Excerpts from a figure dataset:
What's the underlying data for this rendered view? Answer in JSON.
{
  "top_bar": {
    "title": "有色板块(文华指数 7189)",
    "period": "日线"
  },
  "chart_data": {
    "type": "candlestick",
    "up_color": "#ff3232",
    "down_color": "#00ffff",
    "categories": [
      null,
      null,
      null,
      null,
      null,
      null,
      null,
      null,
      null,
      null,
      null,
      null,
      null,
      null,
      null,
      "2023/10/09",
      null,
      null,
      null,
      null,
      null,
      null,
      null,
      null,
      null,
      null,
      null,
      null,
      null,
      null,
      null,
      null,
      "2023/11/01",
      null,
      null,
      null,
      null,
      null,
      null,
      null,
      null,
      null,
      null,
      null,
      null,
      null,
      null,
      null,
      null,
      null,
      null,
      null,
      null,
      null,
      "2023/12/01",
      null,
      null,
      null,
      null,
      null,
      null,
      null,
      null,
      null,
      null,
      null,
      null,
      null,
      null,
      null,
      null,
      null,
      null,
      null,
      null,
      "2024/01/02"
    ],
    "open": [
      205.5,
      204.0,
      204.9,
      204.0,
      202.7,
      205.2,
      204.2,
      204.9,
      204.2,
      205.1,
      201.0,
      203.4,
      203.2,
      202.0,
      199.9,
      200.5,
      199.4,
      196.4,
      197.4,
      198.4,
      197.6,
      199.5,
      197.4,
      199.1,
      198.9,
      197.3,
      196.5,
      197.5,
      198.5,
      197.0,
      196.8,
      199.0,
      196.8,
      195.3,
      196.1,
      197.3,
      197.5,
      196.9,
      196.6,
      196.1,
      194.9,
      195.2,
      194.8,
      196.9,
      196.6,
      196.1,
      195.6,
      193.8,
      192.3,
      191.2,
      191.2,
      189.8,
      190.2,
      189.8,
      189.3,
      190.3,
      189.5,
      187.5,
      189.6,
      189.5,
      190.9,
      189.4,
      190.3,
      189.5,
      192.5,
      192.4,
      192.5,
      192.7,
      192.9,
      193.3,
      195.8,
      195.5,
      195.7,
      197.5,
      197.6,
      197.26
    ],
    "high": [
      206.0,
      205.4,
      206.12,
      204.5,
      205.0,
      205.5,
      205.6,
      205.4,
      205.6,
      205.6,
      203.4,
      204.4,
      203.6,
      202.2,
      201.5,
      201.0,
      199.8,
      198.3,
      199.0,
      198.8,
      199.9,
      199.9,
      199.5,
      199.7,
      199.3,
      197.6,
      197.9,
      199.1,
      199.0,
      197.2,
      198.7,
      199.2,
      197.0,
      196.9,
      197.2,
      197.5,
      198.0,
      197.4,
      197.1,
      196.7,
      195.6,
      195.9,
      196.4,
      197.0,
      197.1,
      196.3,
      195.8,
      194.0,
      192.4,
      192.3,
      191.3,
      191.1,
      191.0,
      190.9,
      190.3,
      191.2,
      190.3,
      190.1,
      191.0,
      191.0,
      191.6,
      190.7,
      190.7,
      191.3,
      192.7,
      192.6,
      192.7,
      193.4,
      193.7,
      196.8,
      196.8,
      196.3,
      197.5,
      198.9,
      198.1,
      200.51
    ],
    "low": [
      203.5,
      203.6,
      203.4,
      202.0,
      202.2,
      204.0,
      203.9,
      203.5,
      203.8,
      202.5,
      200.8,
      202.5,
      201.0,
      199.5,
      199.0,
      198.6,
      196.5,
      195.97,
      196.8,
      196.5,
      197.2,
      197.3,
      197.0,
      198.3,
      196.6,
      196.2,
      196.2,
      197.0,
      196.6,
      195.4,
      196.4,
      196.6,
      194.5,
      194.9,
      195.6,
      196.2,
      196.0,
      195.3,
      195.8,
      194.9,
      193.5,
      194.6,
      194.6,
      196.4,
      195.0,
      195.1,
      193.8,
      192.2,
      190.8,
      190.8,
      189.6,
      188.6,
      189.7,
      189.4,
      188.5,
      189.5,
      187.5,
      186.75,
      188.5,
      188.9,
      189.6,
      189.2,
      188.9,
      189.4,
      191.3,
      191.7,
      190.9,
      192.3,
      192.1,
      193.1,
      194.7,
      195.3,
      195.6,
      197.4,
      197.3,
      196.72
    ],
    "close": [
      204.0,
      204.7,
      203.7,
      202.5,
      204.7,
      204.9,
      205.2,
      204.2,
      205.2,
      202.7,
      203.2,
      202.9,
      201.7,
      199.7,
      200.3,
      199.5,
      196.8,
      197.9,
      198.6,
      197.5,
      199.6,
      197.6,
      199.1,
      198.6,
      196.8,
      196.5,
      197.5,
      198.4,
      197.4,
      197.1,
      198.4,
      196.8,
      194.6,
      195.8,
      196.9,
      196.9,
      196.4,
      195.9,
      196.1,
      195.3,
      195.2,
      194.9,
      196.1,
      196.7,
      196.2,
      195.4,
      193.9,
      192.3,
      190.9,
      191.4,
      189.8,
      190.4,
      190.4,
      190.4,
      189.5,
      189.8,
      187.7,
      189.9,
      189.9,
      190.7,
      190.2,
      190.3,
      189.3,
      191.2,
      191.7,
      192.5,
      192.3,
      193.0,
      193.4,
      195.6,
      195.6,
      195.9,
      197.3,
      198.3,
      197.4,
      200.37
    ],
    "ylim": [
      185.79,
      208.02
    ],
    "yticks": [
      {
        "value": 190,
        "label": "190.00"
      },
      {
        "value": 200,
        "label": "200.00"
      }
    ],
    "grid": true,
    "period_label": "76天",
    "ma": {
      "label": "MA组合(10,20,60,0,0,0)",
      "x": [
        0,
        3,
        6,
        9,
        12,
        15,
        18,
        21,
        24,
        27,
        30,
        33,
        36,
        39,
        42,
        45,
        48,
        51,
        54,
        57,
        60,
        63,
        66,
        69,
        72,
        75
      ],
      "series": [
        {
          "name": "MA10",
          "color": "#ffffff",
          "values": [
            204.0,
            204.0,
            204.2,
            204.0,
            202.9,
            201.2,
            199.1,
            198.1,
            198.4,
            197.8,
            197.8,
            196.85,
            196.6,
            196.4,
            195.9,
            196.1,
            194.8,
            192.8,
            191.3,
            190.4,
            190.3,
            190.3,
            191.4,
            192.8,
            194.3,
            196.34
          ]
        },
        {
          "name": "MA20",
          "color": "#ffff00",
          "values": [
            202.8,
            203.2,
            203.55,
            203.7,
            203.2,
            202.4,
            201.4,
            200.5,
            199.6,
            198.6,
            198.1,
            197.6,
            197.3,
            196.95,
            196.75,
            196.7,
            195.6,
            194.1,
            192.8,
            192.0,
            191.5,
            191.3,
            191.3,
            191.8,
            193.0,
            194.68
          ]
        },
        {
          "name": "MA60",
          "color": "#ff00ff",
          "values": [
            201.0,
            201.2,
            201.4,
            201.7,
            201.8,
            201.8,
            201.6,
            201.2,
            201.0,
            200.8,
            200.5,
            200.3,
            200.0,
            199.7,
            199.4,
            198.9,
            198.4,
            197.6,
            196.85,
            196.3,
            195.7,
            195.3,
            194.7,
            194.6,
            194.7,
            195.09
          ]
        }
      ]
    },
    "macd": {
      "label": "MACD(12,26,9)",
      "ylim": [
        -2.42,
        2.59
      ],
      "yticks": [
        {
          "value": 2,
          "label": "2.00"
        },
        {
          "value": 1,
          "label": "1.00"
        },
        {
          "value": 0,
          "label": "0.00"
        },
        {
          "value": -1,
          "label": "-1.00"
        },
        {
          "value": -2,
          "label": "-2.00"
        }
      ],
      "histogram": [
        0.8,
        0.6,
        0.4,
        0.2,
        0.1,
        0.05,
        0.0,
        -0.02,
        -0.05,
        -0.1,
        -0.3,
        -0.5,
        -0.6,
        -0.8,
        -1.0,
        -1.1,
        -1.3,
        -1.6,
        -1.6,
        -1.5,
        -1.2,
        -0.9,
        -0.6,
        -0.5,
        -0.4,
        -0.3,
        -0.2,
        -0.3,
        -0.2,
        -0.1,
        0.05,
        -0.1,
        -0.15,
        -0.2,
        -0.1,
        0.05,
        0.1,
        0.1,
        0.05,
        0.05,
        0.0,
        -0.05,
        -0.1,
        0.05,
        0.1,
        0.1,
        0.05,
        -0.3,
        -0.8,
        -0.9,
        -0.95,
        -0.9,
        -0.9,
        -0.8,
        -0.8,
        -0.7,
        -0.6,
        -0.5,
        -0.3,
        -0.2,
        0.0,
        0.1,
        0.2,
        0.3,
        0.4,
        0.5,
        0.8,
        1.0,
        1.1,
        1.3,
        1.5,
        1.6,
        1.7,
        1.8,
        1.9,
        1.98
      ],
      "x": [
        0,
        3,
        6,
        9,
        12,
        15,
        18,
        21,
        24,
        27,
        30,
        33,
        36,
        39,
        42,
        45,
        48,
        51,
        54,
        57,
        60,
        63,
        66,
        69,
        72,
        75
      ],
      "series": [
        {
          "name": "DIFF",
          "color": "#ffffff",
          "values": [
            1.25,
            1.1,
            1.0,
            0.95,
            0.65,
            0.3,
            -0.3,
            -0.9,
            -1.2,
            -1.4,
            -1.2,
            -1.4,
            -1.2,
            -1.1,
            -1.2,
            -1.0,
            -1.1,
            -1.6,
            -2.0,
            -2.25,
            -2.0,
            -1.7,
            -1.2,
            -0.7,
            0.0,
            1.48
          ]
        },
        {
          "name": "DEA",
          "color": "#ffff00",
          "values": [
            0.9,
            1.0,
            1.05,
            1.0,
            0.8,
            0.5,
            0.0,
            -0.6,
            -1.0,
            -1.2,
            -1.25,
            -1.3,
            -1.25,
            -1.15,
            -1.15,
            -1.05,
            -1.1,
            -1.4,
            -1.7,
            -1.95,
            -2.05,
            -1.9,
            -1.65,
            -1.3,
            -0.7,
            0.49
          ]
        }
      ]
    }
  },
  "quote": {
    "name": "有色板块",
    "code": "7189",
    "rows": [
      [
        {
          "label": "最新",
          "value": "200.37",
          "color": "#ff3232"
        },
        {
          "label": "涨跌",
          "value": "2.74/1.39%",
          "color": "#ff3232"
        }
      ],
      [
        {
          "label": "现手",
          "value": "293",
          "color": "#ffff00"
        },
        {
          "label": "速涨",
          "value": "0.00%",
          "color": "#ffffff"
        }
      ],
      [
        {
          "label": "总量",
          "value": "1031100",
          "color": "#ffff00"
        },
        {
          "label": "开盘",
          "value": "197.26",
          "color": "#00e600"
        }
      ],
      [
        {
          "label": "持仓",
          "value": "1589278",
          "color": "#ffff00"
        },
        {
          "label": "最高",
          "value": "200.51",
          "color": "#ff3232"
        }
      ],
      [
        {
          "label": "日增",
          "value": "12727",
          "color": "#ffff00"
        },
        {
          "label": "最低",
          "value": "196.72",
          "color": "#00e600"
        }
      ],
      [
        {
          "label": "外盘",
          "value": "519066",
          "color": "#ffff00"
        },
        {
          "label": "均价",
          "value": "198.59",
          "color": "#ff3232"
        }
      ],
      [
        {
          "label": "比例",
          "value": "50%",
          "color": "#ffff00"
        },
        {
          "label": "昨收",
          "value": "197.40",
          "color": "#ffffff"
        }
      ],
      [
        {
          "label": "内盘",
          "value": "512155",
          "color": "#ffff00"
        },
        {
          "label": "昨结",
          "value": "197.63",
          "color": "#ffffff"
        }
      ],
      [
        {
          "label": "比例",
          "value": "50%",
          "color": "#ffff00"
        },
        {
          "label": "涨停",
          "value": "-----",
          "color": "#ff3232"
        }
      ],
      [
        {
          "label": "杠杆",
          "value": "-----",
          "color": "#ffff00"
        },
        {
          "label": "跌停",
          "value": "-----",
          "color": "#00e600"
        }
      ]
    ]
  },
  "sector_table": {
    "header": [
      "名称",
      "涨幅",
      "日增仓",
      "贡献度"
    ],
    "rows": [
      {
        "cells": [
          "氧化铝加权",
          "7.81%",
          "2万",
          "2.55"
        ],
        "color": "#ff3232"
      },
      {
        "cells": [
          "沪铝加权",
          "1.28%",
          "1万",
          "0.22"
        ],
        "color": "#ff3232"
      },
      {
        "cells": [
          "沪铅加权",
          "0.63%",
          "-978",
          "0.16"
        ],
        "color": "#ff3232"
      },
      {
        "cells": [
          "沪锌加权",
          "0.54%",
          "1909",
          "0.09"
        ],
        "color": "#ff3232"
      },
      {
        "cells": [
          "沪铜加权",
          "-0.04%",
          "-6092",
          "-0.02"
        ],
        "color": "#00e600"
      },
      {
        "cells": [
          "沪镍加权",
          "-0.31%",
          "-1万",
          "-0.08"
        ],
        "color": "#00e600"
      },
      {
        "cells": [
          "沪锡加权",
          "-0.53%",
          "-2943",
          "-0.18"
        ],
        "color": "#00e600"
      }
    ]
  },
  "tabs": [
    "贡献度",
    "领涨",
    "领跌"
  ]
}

** Stated problem **
Where a line holds "name", copy that line.

** Full solution **
          "name": "MA10",
          "name": "MA20",
          "name": "MA60",
          "name": "DIFF",
          "name": "DEA",
    "name": "有色板块",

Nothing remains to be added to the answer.